Written problem – Gather all lines with the word "Achats" in them.

Supplied data –
-- START --

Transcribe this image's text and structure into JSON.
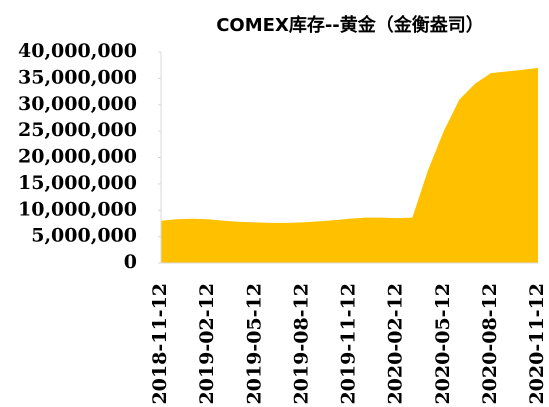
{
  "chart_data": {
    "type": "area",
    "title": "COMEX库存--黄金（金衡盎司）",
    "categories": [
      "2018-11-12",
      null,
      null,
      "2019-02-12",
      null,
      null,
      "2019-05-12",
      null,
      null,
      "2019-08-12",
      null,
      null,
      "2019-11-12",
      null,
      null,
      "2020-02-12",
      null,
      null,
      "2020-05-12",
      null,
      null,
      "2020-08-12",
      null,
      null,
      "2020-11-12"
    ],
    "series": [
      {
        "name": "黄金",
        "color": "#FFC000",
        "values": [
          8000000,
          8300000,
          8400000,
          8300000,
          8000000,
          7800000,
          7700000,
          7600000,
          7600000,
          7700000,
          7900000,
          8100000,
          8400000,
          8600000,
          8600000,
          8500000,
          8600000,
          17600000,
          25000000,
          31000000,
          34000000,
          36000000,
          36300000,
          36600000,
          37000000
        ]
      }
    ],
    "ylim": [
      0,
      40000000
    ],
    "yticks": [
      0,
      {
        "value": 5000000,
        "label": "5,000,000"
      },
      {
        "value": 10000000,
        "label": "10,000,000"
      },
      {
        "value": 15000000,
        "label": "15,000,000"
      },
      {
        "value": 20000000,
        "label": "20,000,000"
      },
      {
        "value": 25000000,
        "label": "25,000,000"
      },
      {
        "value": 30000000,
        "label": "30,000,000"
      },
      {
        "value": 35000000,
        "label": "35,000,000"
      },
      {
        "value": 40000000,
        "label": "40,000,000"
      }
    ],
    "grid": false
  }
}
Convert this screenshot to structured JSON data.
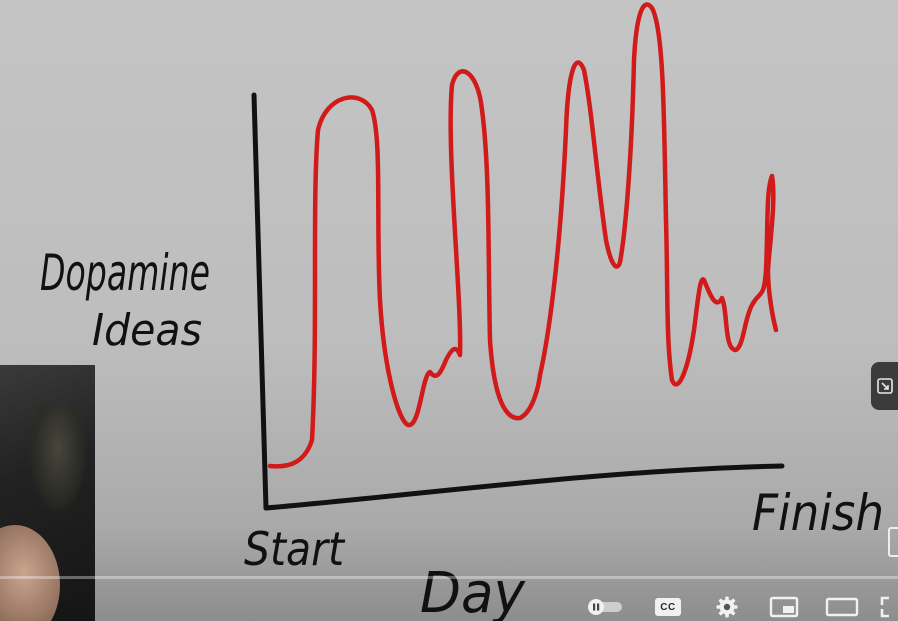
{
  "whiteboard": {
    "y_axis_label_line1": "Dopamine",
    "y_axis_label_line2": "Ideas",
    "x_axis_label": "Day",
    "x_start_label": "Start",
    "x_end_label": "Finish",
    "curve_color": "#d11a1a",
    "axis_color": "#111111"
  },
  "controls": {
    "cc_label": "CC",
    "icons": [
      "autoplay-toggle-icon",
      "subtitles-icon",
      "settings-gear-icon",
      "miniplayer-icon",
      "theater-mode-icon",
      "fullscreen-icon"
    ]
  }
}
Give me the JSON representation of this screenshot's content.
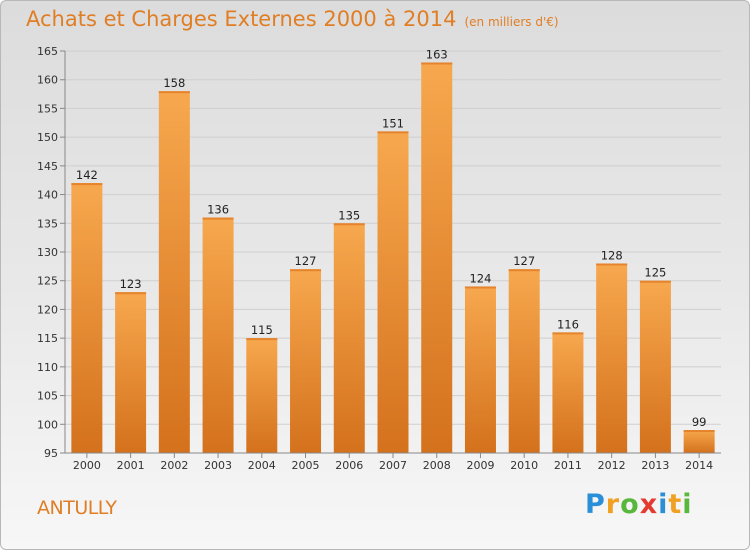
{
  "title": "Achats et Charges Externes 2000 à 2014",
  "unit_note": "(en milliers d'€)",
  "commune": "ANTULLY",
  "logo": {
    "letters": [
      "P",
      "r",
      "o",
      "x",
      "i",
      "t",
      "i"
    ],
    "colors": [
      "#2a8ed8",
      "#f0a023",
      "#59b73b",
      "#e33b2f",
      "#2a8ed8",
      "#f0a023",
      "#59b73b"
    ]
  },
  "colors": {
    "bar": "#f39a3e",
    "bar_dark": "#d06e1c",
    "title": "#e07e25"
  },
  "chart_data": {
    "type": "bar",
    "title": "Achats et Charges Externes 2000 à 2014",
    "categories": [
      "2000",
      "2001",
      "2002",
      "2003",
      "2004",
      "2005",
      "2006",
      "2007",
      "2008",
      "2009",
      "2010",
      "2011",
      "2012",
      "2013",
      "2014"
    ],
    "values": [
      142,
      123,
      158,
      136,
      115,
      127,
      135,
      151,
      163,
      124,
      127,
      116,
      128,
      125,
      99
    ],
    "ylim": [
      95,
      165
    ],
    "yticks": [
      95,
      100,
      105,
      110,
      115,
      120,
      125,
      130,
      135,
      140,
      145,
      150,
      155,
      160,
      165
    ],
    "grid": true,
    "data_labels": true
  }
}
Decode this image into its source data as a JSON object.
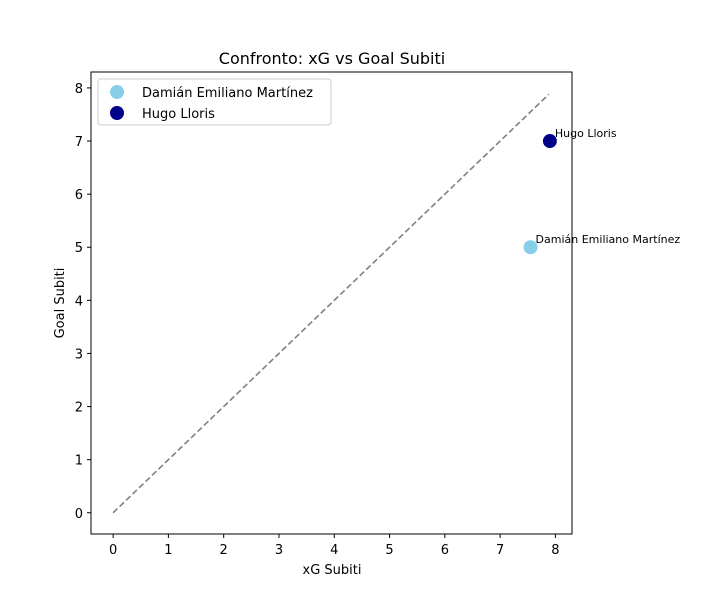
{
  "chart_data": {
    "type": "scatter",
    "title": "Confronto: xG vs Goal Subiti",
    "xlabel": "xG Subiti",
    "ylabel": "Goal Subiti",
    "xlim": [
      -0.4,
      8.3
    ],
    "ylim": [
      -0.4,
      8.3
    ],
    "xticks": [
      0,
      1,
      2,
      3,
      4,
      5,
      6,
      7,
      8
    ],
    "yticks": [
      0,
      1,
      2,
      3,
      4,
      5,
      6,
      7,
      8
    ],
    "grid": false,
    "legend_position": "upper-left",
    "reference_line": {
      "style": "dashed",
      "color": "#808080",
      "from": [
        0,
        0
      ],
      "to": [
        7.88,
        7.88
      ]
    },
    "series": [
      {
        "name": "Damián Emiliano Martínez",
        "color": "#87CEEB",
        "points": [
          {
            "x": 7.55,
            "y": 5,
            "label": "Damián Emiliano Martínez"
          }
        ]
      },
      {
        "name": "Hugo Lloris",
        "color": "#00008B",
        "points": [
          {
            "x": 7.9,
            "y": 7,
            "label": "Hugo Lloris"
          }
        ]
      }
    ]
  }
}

-- END --

The answer –
  "title": "Achats et Charges Externes 2000 à 2014",
    "title": "Achats et Charges Externes 2000 à 2014",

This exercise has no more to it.